--- Start EXTRACTED MATERIAL ---
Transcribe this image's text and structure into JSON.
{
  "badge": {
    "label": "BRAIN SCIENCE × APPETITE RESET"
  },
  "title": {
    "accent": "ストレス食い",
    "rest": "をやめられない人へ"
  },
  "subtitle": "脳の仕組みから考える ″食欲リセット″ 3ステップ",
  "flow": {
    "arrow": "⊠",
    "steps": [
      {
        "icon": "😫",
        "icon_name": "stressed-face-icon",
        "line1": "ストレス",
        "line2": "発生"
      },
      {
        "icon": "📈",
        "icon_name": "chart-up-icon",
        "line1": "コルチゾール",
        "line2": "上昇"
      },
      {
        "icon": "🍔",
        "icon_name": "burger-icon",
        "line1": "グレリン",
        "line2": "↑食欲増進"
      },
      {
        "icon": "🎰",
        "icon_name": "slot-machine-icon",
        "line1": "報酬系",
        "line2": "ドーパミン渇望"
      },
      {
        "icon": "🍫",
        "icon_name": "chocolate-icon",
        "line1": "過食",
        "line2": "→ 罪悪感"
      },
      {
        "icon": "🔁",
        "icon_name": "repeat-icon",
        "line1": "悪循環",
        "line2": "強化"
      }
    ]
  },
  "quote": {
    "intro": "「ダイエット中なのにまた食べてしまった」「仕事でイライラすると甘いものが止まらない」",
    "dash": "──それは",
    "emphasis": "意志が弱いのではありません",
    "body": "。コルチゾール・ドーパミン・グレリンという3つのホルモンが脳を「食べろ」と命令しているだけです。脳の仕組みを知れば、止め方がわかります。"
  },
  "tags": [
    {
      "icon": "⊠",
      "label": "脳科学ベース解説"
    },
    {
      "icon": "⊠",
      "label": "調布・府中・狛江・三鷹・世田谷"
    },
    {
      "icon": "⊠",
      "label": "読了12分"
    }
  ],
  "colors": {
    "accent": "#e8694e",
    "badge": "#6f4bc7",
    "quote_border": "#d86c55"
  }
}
--- End EXTRACTED MATERIAL ---
* _GIVEN EXERCISE_: From the data above, copy each line where the string "コルチゾール" appears.

* _WRITTEN RESPONSE_:
        "line1": "コルチゾール",
    "body": "。コルチゾール・ドーパミン・グレリンという3つのホルモンが脳を「食べろ」と命令しているだけです。脳の仕組みを知れば、止め方がわかります。"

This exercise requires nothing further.